++++ Provided records

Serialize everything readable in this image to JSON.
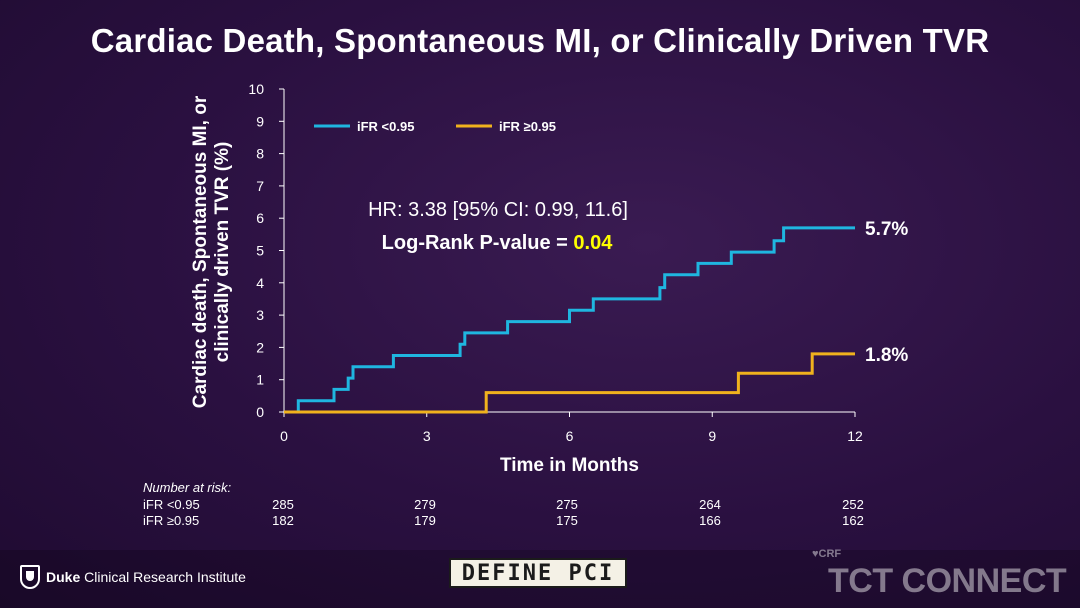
{
  "title": "Cardiac Death, Spontaneous MI, or Clinically Driven TVR",
  "risk_table": {
    "header": "Number at risk:",
    "rows": [
      {
        "name": "iFR <0.95",
        "values": [
          "285",
          "279",
          "275",
          "264",
          "252"
        ]
      },
      {
        "name": "iFR ≥0.95",
        "values": [
          "182",
          "179",
          "175",
          "166",
          "162"
        ]
      }
    ]
  },
  "footer": {
    "institute_bold": "Duke",
    "institute_rest": " Clinical Research Institute",
    "trial_logo_text": "DEFINE PCI",
    "crf_text": "♥CRF",
    "conference_text": "TCT CONNECT"
  },
  "chart_data": {
    "type": "line",
    "step": true,
    "xlabel": "Time in Months",
    "ylabel": "Cardiac death, Spontaneous MI, or clinically driven TVR (%)",
    "xlim": [
      0,
      12
    ],
    "ylim": [
      0,
      10
    ],
    "xticks": [
      0,
      3,
      6,
      9,
      12
    ],
    "yticks": [
      0,
      1,
      2,
      3,
      4,
      5,
      6,
      7,
      8,
      9,
      10
    ],
    "grid": false,
    "legend_position": "top-left",
    "annotations": [
      {
        "text": "HR: 3.38 [95% CI: 0.99, 11.6]"
      },
      {
        "text": "Log-Rank P-value = ",
        "highlight": "0.04",
        "highlight_color": "#ffff00"
      }
    ],
    "series": [
      {
        "name": "iFR <0.95",
        "color": "#1fb6e0",
        "end_label": "5.7%",
        "points": [
          [
            0,
            0
          ],
          [
            0.3,
            0
          ],
          [
            0.3,
            0.35
          ],
          [
            1.05,
            0.35
          ],
          [
            1.05,
            0.7
          ],
          [
            1.35,
            0.7
          ],
          [
            1.35,
            1.05
          ],
          [
            1.45,
            1.05
          ],
          [
            1.45,
            1.4
          ],
          [
            2.3,
            1.4
          ],
          [
            2.3,
            1.75
          ],
          [
            3.7,
            1.75
          ],
          [
            3.7,
            2.1
          ],
          [
            3.8,
            2.1
          ],
          [
            3.8,
            2.45
          ],
          [
            4.7,
            2.45
          ],
          [
            4.7,
            2.8
          ],
          [
            6.0,
            2.8
          ],
          [
            6.0,
            3.15
          ],
          [
            6.5,
            3.15
          ],
          [
            6.5,
            3.5
          ],
          [
            7.9,
            3.5
          ],
          [
            7.9,
            3.85
          ],
          [
            8.0,
            3.85
          ],
          [
            8.0,
            4.25
          ],
          [
            8.7,
            4.25
          ],
          [
            8.7,
            4.6
          ],
          [
            9.4,
            4.6
          ],
          [
            9.4,
            4.95
          ],
          [
            10.3,
            4.95
          ],
          [
            10.3,
            5.3
          ],
          [
            10.5,
            5.3
          ],
          [
            10.5,
            5.7
          ],
          [
            12,
            5.7
          ]
        ]
      },
      {
        "name": "iFR ≥0.95",
        "color": "#f0b21d",
        "end_label": "1.8%",
        "points": [
          [
            0,
            0
          ],
          [
            4.25,
            0
          ],
          [
            4.25,
            0.6
          ],
          [
            9.55,
            0.6
          ],
          [
            9.55,
            1.2
          ],
          [
            11.1,
            1.2
          ],
          [
            11.1,
            1.8
          ],
          [
            12,
            1.8
          ]
        ]
      }
    ]
  }
}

++++++++

Goal: Copy out all the records exactly, excluding pictures.

Answer to the problem:
Serialize everything readable in this image to JSON.
{
  "title": "Cardiac Death, Spontaneous MI, or Clinically Driven TVR",
  "risk_table": {
    "header": "Number at risk:",
    "rows": [
      {
        "name": "iFR <0.95",
        "values": [
          "285",
          "279",
          "275",
          "264",
          "252"
        ]
      },
      {
        "name": "iFR ≥0.95",
        "values": [
          "182",
          "179",
          "175",
          "166",
          "162"
        ]
      }
    ]
  },
  "footer": {
    "institute_bold": "Duke",
    "institute_rest": " Clinical Research Institute",
    "trial_logo_text": "DEFINE PCI",
    "crf_text": "♥CRF",
    "conference_text": "TCT CONNECT"
  },
  "chart_data": {
    "type": "line",
    "step": true,
    "xlabel": "Time in Months",
    "ylabel": "Cardiac death, Spontaneous MI, or clinically driven TVR (%)",
    "xlim": [
      0,
      12
    ],
    "ylim": [
      0,
      10
    ],
    "xticks": [
      0,
      3,
      6,
      9,
      12
    ],
    "yticks": [
      0,
      1,
      2,
      3,
      4,
      5,
      6,
      7,
      8,
      9,
      10
    ],
    "grid": false,
    "legend_position": "top-left",
    "annotations": [
      {
        "text": "HR: 3.38 [95% CI: 0.99, 11.6]"
      },
      {
        "text": "Log-Rank P-value = ",
        "highlight": "0.04",
        "highlight_color": "#ffff00"
      }
    ],
    "series": [
      {
        "name": "iFR <0.95",
        "color": "#1fb6e0",
        "end_label": "5.7%",
        "points": [
          [
            0,
            0
          ],
          [
            0.3,
            0
          ],
          [
            0.3,
            0.35
          ],
          [
            1.05,
            0.35
          ],
          [
            1.05,
            0.7
          ],
          [
            1.35,
            0.7
          ],
          [
            1.35,
            1.05
          ],
          [
            1.45,
            1.05
          ],
          [
            1.45,
            1.4
          ],
          [
            2.3,
            1.4
          ],
          [
            2.3,
            1.75
          ],
          [
            3.7,
            1.75
          ],
          [
            3.7,
            2.1
          ],
          [
            3.8,
            2.1
          ],
          [
            3.8,
            2.45
          ],
          [
            4.7,
            2.45
          ],
          [
            4.7,
            2.8
          ],
          [
            6.0,
            2.8
          ],
          [
            6.0,
            3.15
          ],
          [
            6.5,
            3.15
          ],
          [
            6.5,
            3.5
          ],
          [
            7.9,
            3.5
          ],
          [
            7.9,
            3.85
          ],
          [
            8.0,
            3.85
          ],
          [
            8.0,
            4.25
          ],
          [
            8.7,
            4.25
          ],
          [
            8.7,
            4.6
          ],
          [
            9.4,
            4.6
          ],
          [
            9.4,
            4.95
          ],
          [
            10.3,
            4.95
          ],
          [
            10.3,
            5.3
          ],
          [
            10.5,
            5.3
          ],
          [
            10.5,
            5.7
          ],
          [
            12,
            5.7
          ]
        ]
      },
      {
        "name": "iFR ≥0.95",
        "color": "#f0b21d",
        "end_label": "1.8%",
        "points": [
          [
            0,
            0
          ],
          [
            4.25,
            0
          ],
          [
            4.25,
            0.6
          ],
          [
            9.55,
            0.6
          ],
          [
            9.55,
            1.2
          ],
          [
            11.1,
            1.2
          ],
          [
            11.1,
            1.8
          ],
          [
            12,
            1.8
          ]
        ]
      }
    ]
  }
}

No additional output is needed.